**BACAAN ACUAN:**
——

Kesejahteraan Sara dan Hagar terancam, di mana mereka terhalang untuk mencapai potensi diri yang penuh. Terkait hal ini, kemandulan merupakan ancaman bagi Sara yang hidup di tengah masyarakat yang sangat menghargai kemampuan perempuan untuk melahirkan anak. Sedangkan bagi Hagar, ancaman tersebut terjadi ketika ia hidup dalam situasi dan kondisi terbatas (limited), tidak mempunyai apa pun ketika diusir serta tinggal di hutan belantara (wilderness).

Ancaman yang dialami Sara dan Hagar pada dasarnya sejajar. Sara mandul dan Hagar bersama anaknya kelaparan serta kehausan di tengah hutan belantara. Perlu diketahui bahwa Sara dan Hagar mempunyai latar belakang sosial serta etnis yang berbeda. Namun, keduanya saling berhubungan dan saling memengaruhi.

Emosi dalam bentuk rasa sakit, jijik, dan kebencian menjadi latar belakang dehumanisasi dalam hidup Sara dan Hagar. Terutama ketika Hagar mengandung anak Abraham dan sikapnya yang merendahkan serta menghina Sara. Hal ini membangkitkan niat di dalam diri Sara untuk melukai dan memerlakukan Hagar secara tidak manusiawi. Rasa sakit, jijik, dan kebencian Sara dinarasikan dalam Kejadian 21:10, usirlah hamba perempuan itu beserta anaknya, sebab anak hamba ini tidak akan menjadi ahli waris bersama-sama dengan anakku Ishak.

Sara menyampaikan pernyataan tersebut dengan nada menghina dan bahkan tidak mau menyebut nama Hagar secara eksplisit. Dalam Kejadian 21, Sara melanjutkan perlakuan kejam (abuse) terhadap Hagar dengan menghasut (incites) Abraham. Supaya Hagar dan Ismael diusir dan tinggal di hutan belantara. Sehingga kemungkinan besar Hagar dan Ismael akan meninggal karena lapar serta haus.

——

**RUMUSAN SOAL A:** Sebutkan semua istilah berbahasa Inggris yang dicantumkan di dalam tanda kurung pada bacaan tentang Sara dan Hagar.
**RUMUSAN SOAL B:** Tukarlah kata "jijik" dengan "muak" pada bacaan tentang Sara dan Hagar, lalu tuliskan kembali seluruh bagian mulai dari "Emosi dalam bentuk" sampai ke "dengan anakku Ishak.".

[Data batas wilayah]

——

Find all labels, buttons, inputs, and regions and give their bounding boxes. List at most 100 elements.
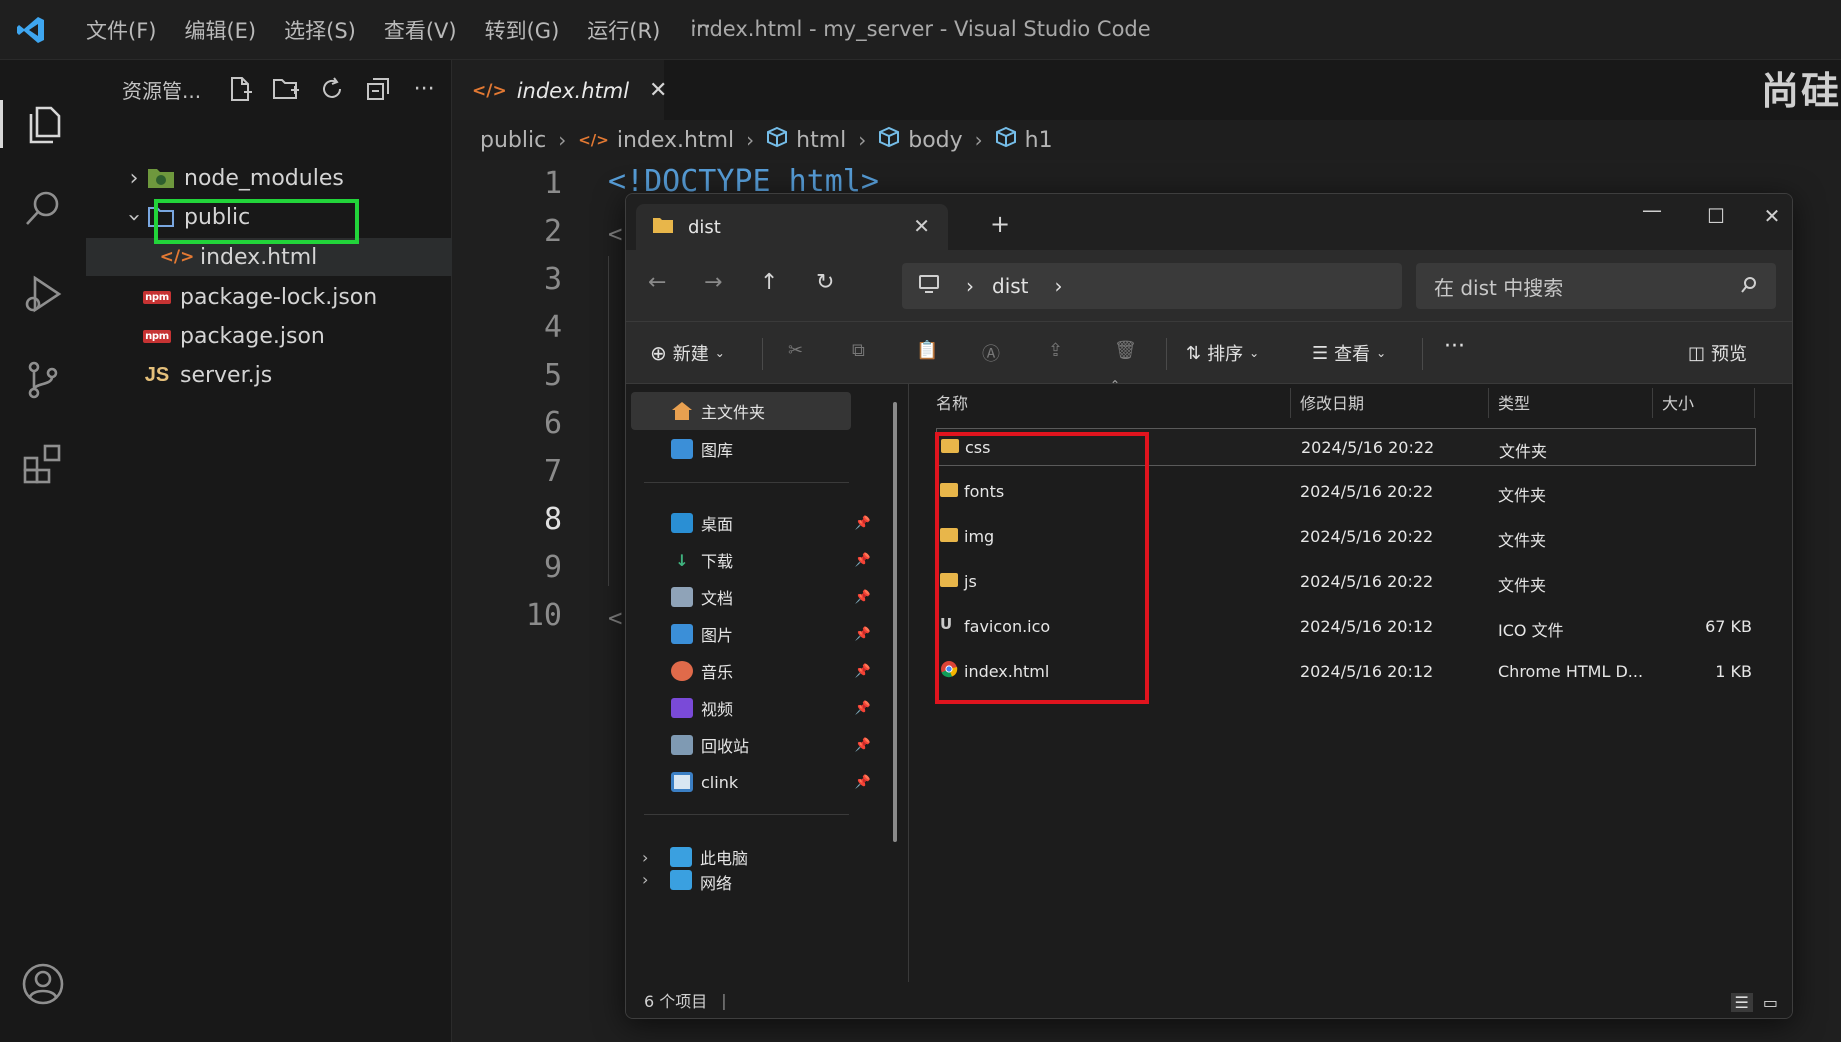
- pin-icon[interactable]: 📌: [855, 553, 871, 568]
- pin-icon[interactable]: 📌: [855, 701, 871, 716]
- column-header-type[interactable]: 类型: [1498, 384, 1530, 420]
- menu-view[interactable]: 查看(V): [370, 15, 471, 45]
- pin-icon[interactable]: 📌: [855, 664, 871, 679]
- nav-item-music[interactable]: 音乐 📌: [671, 652, 871, 690]
- menu-more-button[interactable]: ···: [674, 15, 727, 45]
- minimize-icon[interactable]: —: [1622, 198, 1682, 222]
- menu-edit[interactable]: 编辑(E): [170, 15, 270, 45]
- more-actions-icon[interactable]: ···: [401, 69, 447, 109]
- nav-item-gallery[interactable]: 图库: [671, 430, 871, 468]
- view-button[interactable]: ☰ 查看 ⌄: [1312, 340, 1386, 366]
- rename-icon[interactable]: Ⓐ: [982, 340, 1000, 366]
- sort-button[interactable]: ⇅ 排序 ⌄: [1186, 340, 1259, 366]
- copy-icon[interactable]: ⧉: [852, 340, 865, 361]
- sort-label: 排序: [1207, 344, 1244, 365]
- paste-icon[interactable]: 📋: [916, 340, 938, 361]
- column-divider[interactable]: [1488, 388, 1489, 418]
- explorer-icon[interactable]: [0, 100, 86, 148]
- search-icon: [1740, 275, 1758, 299]
- extensions-icon[interactable]: [19, 440, 67, 488]
- file-size: 1 KB: [1715, 662, 1752, 681]
- chevron-right-icon: ›: [558, 128, 567, 152]
- refresh-icon[interactable]: [309, 69, 355, 109]
- breadcrumb-item[interactable]: body: [908, 128, 962, 153]
- account-icon[interactable]: [19, 960, 67, 1008]
- delete-icon[interactable]: 🗑: [1114, 340, 1137, 361]
- fold-marker[interactable]: <: [608, 220, 622, 248]
- nav-item-documents[interactable]: 文档 📌: [671, 578, 871, 616]
- breadcrumb-item[interactable]: h1: [1025, 128, 1053, 153]
- fold-marker[interactable]: <: [608, 604, 622, 632]
- nav-item-desktop[interactable]: 桌面 📌: [671, 504, 871, 542]
- tree-item-server-js[interactable]: JS server.js: [86, 356, 452, 394]
- close-icon[interactable]: ✕: [649, 78, 667, 103]
- details-view-icon[interactable]: ☰: [1730, 993, 1753, 1012]
- pin-icon[interactable]: 📌: [855, 516, 871, 531]
- explorer-tab-dist[interactable]: dist ✕: [636, 204, 948, 250]
- close-icon[interactable]: ✕: [913, 214, 930, 238]
- nav-item-pictures[interactable]: 图片 📌: [671, 615, 871, 653]
- collapse-all-icon[interactable]: [355, 69, 401, 109]
- search-input[interactable]: 在 dist 中搜索: [1416, 263, 1776, 309]
- nav-item-videos[interactable]: 视频 📌: [671, 689, 871, 727]
- breadcrumb-item[interactable]: index.html: [617, 128, 734, 153]
- computer-icon: [670, 847, 692, 867]
- forward-icon[interactable]: →: [704, 270, 722, 295]
- address-bar[interactable]: › dist ›: [902, 263, 1402, 309]
- address-segment-dist[interactable]: dist: [992, 274, 1029, 298]
- refresh-icon[interactable]: ↻: [816, 270, 834, 295]
- menu-selection[interactable]: 选择(S): [270, 15, 370, 45]
- nav-item-downloads[interactable]: ↓ 下载 📌: [671, 541, 871, 579]
- titlebar: 文件(F) 编辑(E) 选择(S) 查看(V) 转到(G) 运行(R) ··· …: [0, 0, 1841, 60]
- breadcrumb-item[interactable]: public: [480, 128, 546, 153]
- up-icon[interactable]: ↑: [760, 270, 778, 295]
- search-icon[interactable]: [19, 184, 67, 232]
- pin-icon[interactable]: 📌: [855, 738, 871, 753]
- column-header-modified[interactable]: 修改日期: [1300, 384, 1364, 420]
- nav-item-recycle-bin[interactable]: 回收站 📌: [671, 726, 871, 764]
- source-control-icon[interactable]: [19, 356, 67, 404]
- close-window-icon[interactable]: ✕: [1742, 204, 1792, 228]
- cut-icon[interactable]: ✂: [788, 340, 803, 361]
- nav-item-network[interactable]: › 网络: [642, 870, 842, 892]
- maximize-icon[interactable]: ☐: [1686, 204, 1746, 228]
- breadcrumb-item[interactable]: html: [796, 128, 846, 153]
- nav-scrollbar[interactable]: [893, 402, 897, 842]
- pin-icon[interactable]: 📌: [855, 775, 871, 790]
- explorer-nav-bar: ← → ↑ ↻ › dist › 在 dist 中搜索: [626, 250, 1792, 322]
- file-modified: 2024/5/16 20:22: [1300, 482, 1434, 501]
- tree-item-label: index.html: [200, 244, 318, 270]
- nav-item-home[interactable]: 主文件夹: [631, 392, 851, 430]
- new-button[interactable]: ⊕ 新建 ⌄: [650, 340, 725, 366]
- nav-item-clink[interactable]: clink 📌: [671, 763, 871, 801]
- run-debug-icon[interactable]: [19, 270, 67, 318]
- tree-item-package-json[interactable]: npm package.json: [86, 317, 452, 355]
- tiles-view-icon[interactable]: ▭: [1763, 993, 1778, 1012]
- column-divider[interactable]: [1754, 388, 1755, 418]
- tree-item-node-modules[interactable]: › node_modules: [86, 159, 452, 197]
- tab-index-html[interactable]: </> index.html ✕: [452, 60, 667, 120]
- document-icon: [671, 587, 693, 607]
- column-header-name[interactable]: 名称: [936, 384, 968, 420]
- new-folder-icon[interactable]: [263, 69, 309, 109]
- html-file-icon: </>: [578, 131, 609, 149]
- tree-item-package-lock-json[interactable]: npm package-lock.json: [86, 278, 452, 316]
- more-options-button[interactable]: ···: [1444, 334, 1465, 359]
- new-file-icon[interactable]: [217, 69, 263, 109]
- menu-run[interactable]: 运行(R): [573, 15, 674, 45]
- pin-icon[interactable]: 📌: [855, 627, 871, 642]
- js-file-icon: JS: [144, 363, 170, 386]
- menu-go[interactable]: 转到(G): [471, 15, 574, 45]
- column-header-size[interactable]: 大小: [1662, 384, 1694, 420]
- column-divider[interactable]: [1290, 388, 1291, 418]
- preview-button[interactable]: ◫ 预览: [1688, 340, 1747, 366]
- back-icon[interactable]: ←: [648, 270, 666, 295]
- tree-item-label: package.json: [180, 323, 325, 349]
- menu-file[interactable]: 文件(F): [72, 15, 170, 45]
- list-view-icon: ☰: [1312, 342, 1329, 364]
- new-tab-button[interactable]: +: [990, 210, 1010, 238]
- pin-icon[interactable]: 📌: [855, 590, 871, 605]
- explorer-tab-label: dist: [688, 216, 721, 238]
- share-icon[interactable]: ⇪: [1048, 340, 1063, 361]
- column-divider[interactable]: [1652, 388, 1653, 418]
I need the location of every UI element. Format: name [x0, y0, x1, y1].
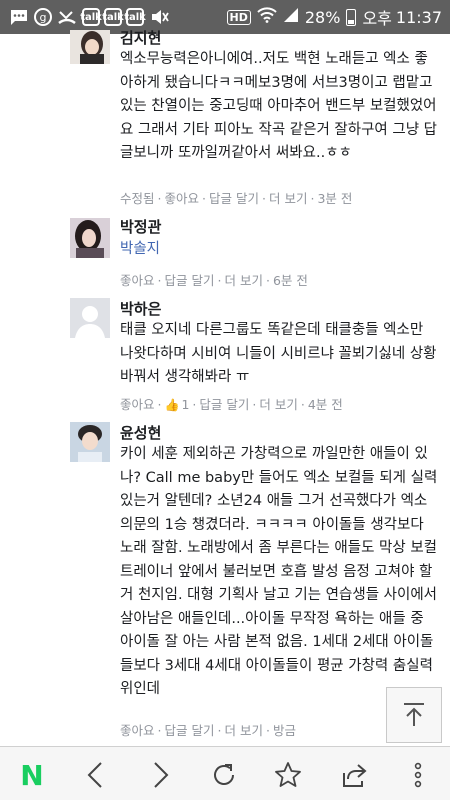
- time-period: 오후: [362, 9, 392, 28]
- forward-icon: [154, 762, 169, 788]
- forward-button[interactable]: [140, 755, 180, 795]
- naver-logo: N: [20, 758, 44, 792]
- like-count[interactable]: 1: [181, 397, 189, 412]
- timestamp: 4분 전: [307, 397, 343, 412]
- more-link[interactable]: 더 보기: [224, 273, 262, 288]
- message-icon: [8, 6, 30, 28]
- avatar[interactable]: [70, 30, 110, 64]
- comment-actions: 좋아요 · 답글 달기 · 더 보기 · 6분 전: [120, 273, 308, 288]
- battery-icon: [346, 8, 357, 26]
- more-menu-button[interactable]: [398, 755, 438, 795]
- comment-author[interactable]: 김지현: [120, 27, 161, 48]
- signal-icon: [283, 7, 299, 27]
- back-icon: [87, 762, 102, 788]
- more-link[interactable]: 더 보기: [269, 191, 307, 206]
- comment-author[interactable]: 윤성현: [120, 422, 161, 443]
- talk-icon: talk: [80, 8, 102, 26]
- comment-actions: 좋아요 · 👍 1 · 답글 달기 · 더 보기 · 4분 전: [120, 397, 343, 412]
- talk-icon: talk: [124, 8, 146, 26]
- comment-text: 태클 오지네 다른그룹도 똑같은데 태클충들 엑소만 나왓다하며 시비여 니들이…: [120, 322, 437, 385]
- timestamp: 방금: [272, 723, 296, 738]
- reload-button[interactable]: [204, 755, 244, 795]
- reply-link[interactable]: 답글 달기: [165, 723, 215, 738]
- share-icon: [343, 764, 367, 787]
- like-link[interactable]: 좋아요: [165, 191, 200, 206]
- avatar[interactable]: [70, 218, 110, 258]
- naver-home-button[interactable]: N: [12, 755, 52, 795]
- like-link[interactable]: 좋아요: [120, 397, 155, 412]
- reply-link[interactable]: 답글 달기: [165, 273, 215, 288]
- battery-percent: 28%: [304, 7, 341, 27]
- bookmark-star-icon: [275, 762, 301, 787]
- reply-link[interactable]: 답글 달기: [199, 397, 249, 412]
- comment-actions: 좋아요 · 답글 달기 · 더 보기 · 방금: [120, 723, 296, 738]
- reload-icon: [214, 764, 234, 785]
- bookmark-button[interactable]: [268, 755, 308, 795]
- edited-label: 수정됨: [120, 191, 155, 206]
- more-link[interactable]: 더 보기: [259, 397, 297, 412]
- comment-author[interactable]: 박하은: [120, 298, 161, 319]
- g-icon: g: [34, 8, 52, 26]
- avatar[interactable]: [70, 422, 110, 462]
- share-button[interactable]: [334, 755, 374, 795]
- back-button[interactable]: [76, 755, 116, 795]
- timestamp: 6분 전: [272, 273, 308, 288]
- missed-call-icon: [56, 6, 78, 28]
- more-menu-icon: [414, 762, 422, 788]
- comment-text: 카이 세훈 제외하곤 가창력으로 까일만한 애들이 있나? Call me ba…: [120, 446, 438, 697]
- status-bar: g talk talk talk HD 28% 오후 11:37: [0, 0, 450, 34]
- scroll-to-top-button[interactable]: [386, 687, 442, 743]
- timestamp: 3분 전: [317, 191, 353, 206]
- reply-link[interactable]: 답글 달기: [209, 191, 259, 206]
- thumbs-up-icon: 👍: [164, 398, 180, 412]
- system-status: HD 28% 오후 11:37: [221, 5, 442, 29]
- arrow-up-icon: [404, 703, 424, 726]
- avatar[interactable]: [70, 298, 110, 338]
- tagged-user-link[interactable]: 박솔지: [120, 238, 438, 262]
- mute-icon: [148, 6, 170, 28]
- clock: 11:37: [395, 7, 442, 27]
- comment-text: 엑소무능력은아니에여..저도 백현 노래듣고 엑소 좋아하게 됐습니다ㅋㅋ메보3…: [120, 51, 438, 161]
- wifi-icon: [257, 7, 277, 27]
- comment-actions: 수정됨 · 좋아요 · 답글 달기 · 더 보기 · 3분 전: [120, 191, 353, 206]
- hd-voice-icon: HD: [226, 9, 251, 25]
- comment-author[interactable]: 박정관: [120, 216, 161, 237]
- notification-icons: g talk talk talk: [8, 5, 174, 29]
- browser-toolbar: N: [0, 746, 450, 800]
- talk-icon: talk: [102, 8, 124, 26]
- more-link[interactable]: 더 보기: [224, 723, 262, 738]
- like-link[interactable]: 좋아요: [120, 723, 155, 738]
- like-link[interactable]: 좋아요: [120, 273, 155, 288]
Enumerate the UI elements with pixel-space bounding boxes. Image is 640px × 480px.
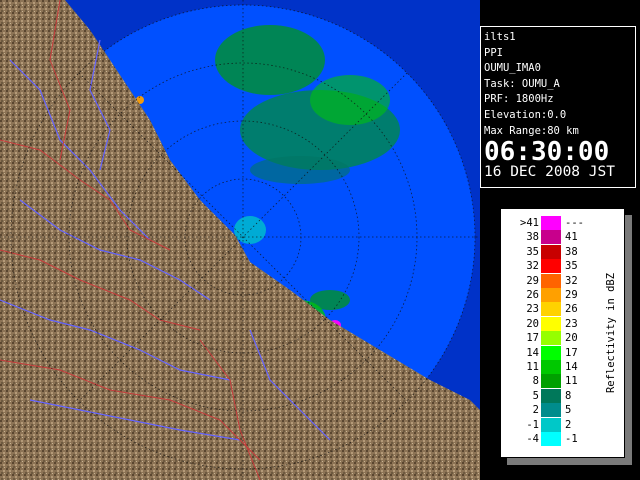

——

**JAWABAN LENGKAP A:** limited, wilderness, abuse, incites

**JAWABAN LENGKAP B:**
Emosi dalam bentuk rasa sakit, muak, dan kebencian menjadi latar belakang dehumanisasi dalam hidup Sara dan Hagar. Terutama ketika Hagar mengandung anak Abraham dan sikapnya yang merendahkan serta menghina Sara. Hal ini membangkitkan niat di dalam diri Sara untuk melukai dan memerlakukan Hagar secara tidak manusiawi. Rasa sakit, muak, dan kebencian Sara dinarasikan dalam Kejadian 21:10, usirlah hamba perempuan itu beserta anaknya, sebab anak hamba ini tidak akan menjadi ahli waris bersama-sama dengan anakku Ishak.